Provided records →

--- START ---

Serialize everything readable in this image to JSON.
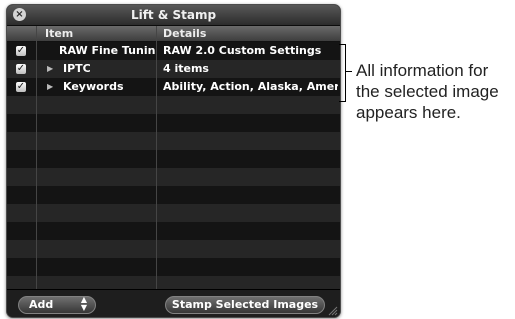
{
  "window": {
    "title": "Lift & Stamp",
    "close_glyph": "×"
  },
  "table": {
    "headers": {
      "item": "Item",
      "details": "Details"
    },
    "rows": [
      {
        "checked": true,
        "expandable": false,
        "item": "RAW Fine Tunin",
        "details": "RAW 2.0 Custom Settings"
      },
      {
        "checked": true,
        "expandable": true,
        "item": "IPTC",
        "details": "4 items"
      },
      {
        "checked": true,
        "expandable": true,
        "item": "Keywords",
        "details": "Ability, Action, Alaska, Ameri"
      }
    ]
  },
  "footer": {
    "add_label": "Add",
    "popup_arrows": "▲▼",
    "stamp_label": "Stamp Selected Images"
  },
  "callout": {
    "text": "All information for the selected image appears here."
  },
  "icons": {
    "close": "close-icon",
    "checkbox": "checkmark-icon",
    "disclosure": "disclosure-triangle-icon",
    "resize": "resize-grip-icon"
  }
}
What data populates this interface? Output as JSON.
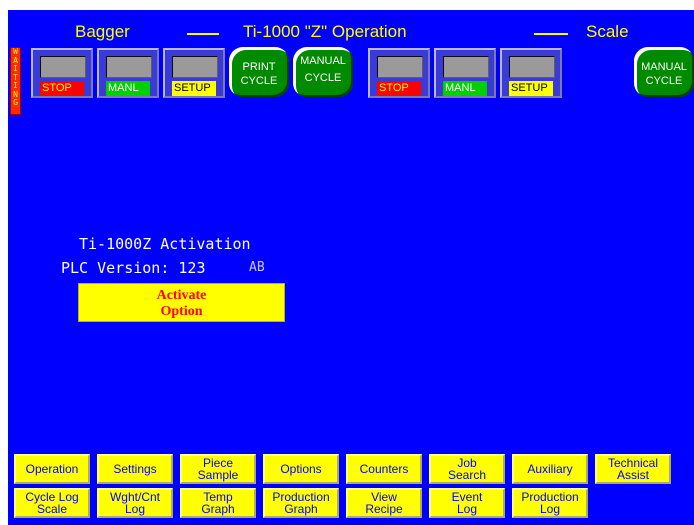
{
  "header": {
    "left": "Bagger",
    "center": "Ti-1000 \"Z\" Operation",
    "right": "Scale"
  },
  "status": {
    "waiting": [
      "W",
      "A",
      "I",
      "T",
      "I",
      "N",
      "G"
    ]
  },
  "bagger_controls": {
    "stop": "STOP",
    "manl": "MANL",
    "setup": "SETUP",
    "print_cycle": [
      "PRINT",
      "CYCLE"
    ],
    "manual_cycle": [
      "MANUAL",
      "CYCLE"
    ]
  },
  "scale_controls": {
    "stop": "STOP",
    "manl": "MANL",
    "setup": "SETUP",
    "manual_cycle": [
      "MANUAL",
      "CYCLE"
    ]
  },
  "activation": {
    "title": "Ti-1000Z Activation",
    "plc_label": "PLC Version: 123",
    "plc_suffix": "AB",
    "button": [
      "Activate",
      "Option"
    ]
  },
  "nav_row1": [
    "Operation",
    "Settings",
    "Piece\nSample",
    "Options",
    "Counters",
    "Job\nSearch",
    "Auxiliary",
    "Technical\nAssist"
  ],
  "nav_row2": [
    "Cycle Log\nScale",
    "Wght/Cnt\nLog",
    "Temp\nGraph",
    "Production\nGraph",
    "View\nRecipe",
    "Event\nLog",
    "Production\nLog"
  ],
  "colors": {
    "background": "#0000ff",
    "title_text": "#ffff00",
    "stop": "#ff0000",
    "manl": "#00d000",
    "setup": "#ffff00",
    "cycle": "#008a00",
    "activate_bg": "#ffff00",
    "activate_text": "#ff0000",
    "waiting": "#ff2a00"
  }
}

--- END ---

What this task involves → Omit the pictures and reproduce the listing exactly.

Reply →
Serialize everything readable in this image to JSON.
{
  "window": {
    "title": "Lift & Stamp",
    "close_glyph": "×"
  },
  "table": {
    "headers": {
      "item": "Item",
      "details": "Details"
    },
    "rows": [
      {
        "checked": true,
        "expandable": false,
        "item": "RAW Fine Tunin",
        "details": "RAW 2.0 Custom Settings"
      },
      {
        "checked": true,
        "expandable": true,
        "item": "IPTC",
        "details": "4 items"
      },
      {
        "checked": true,
        "expandable": true,
        "item": "Keywords",
        "details": "Ability, Action, Alaska, Ameri"
      }
    ]
  },
  "footer": {
    "add_label": "Add",
    "popup_arrows": "▲▼",
    "stamp_label": "Stamp Selected Images"
  },
  "callout": {
    "text": "All information for the selected image appears here."
  },
  "icons": {
    "close": "close-icon",
    "checkbox": "checkmark-icon",
    "disclosure": "disclosure-triangle-icon",
    "resize": "resize-grip-icon"
  }
}
What data populates this interface? Output as JSON.
{
  "header": {
    "left": "Bagger",
    "center": "Ti-1000 \"Z\" Operation",
    "right": "Scale"
  },
  "status": {
    "waiting": [
      "W",
      "A",
      "I",
      "T",
      "I",
      "N",
      "G"
    ]
  },
  "bagger_controls": {
    "stop": "STOP",
    "manl": "MANL",
    "setup": "SETUP",
    "print_cycle": [
      "PRINT",
      "CYCLE"
    ],
    "manual_cycle": [
      "MANUAL",
      "CYCLE"
    ]
  },
  "scale_controls": {
    "stop": "STOP",
    "manl": "MANL",
    "setup": "SETUP",
    "manual_cycle": [
      "MANUAL",
      "CYCLE"
    ]
  },
  "activation": {
    "title": "Ti-1000Z Activation",
    "plc_label": "PLC Version: 123",
    "plc_suffix": "AB",
    "button": [
      "Activate",
      "Option"
    ]
  },
  "nav_row1": [
    "Operation",
    "Settings",
    "Piece\nSample",
    "Options",
    "Counters",
    "Job\nSearch",
    "Auxiliary",
    "Technical\nAssist"
  ],
  "nav_row2": [
    "Cycle Log\nScale",
    "Wght/Cnt\nLog",
    "Temp\nGraph",
    "Production\nGraph",
    "View\nRecipe",
    "Event\nLog",
    "Production\nLog"
  ],
  "colors": {
    "background": "#0000ff",
    "title_text": "#ffff00",
    "stop": "#ff0000",
    "manl": "#00d000",
    "setup": "#ffff00",
    "cycle": "#008a00",
    "activate_bg": "#ffff00",
    "activate_text": "#ff0000",
    "waiting": "#ff2a00"
  }
}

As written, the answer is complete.